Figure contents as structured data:

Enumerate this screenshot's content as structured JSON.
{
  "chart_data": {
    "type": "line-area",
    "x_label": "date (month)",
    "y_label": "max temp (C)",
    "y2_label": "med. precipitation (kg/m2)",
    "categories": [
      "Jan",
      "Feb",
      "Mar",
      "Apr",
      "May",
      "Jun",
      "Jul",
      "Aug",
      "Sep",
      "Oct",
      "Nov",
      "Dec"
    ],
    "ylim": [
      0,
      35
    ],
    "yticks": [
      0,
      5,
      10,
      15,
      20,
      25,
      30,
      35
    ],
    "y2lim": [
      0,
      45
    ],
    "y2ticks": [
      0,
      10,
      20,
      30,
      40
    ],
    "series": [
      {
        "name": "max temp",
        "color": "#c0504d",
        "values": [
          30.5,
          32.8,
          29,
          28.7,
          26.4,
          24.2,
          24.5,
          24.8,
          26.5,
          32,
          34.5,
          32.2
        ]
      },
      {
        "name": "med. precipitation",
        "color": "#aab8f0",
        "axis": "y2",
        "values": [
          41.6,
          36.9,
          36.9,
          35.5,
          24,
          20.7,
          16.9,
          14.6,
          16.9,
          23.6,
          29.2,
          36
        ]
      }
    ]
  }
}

-- Description of the task --
Scan the material above for the string "name" and return the lines that hold it.

-- Answer for the task --
        "name": "max temp",
        "name": "med. precipitation",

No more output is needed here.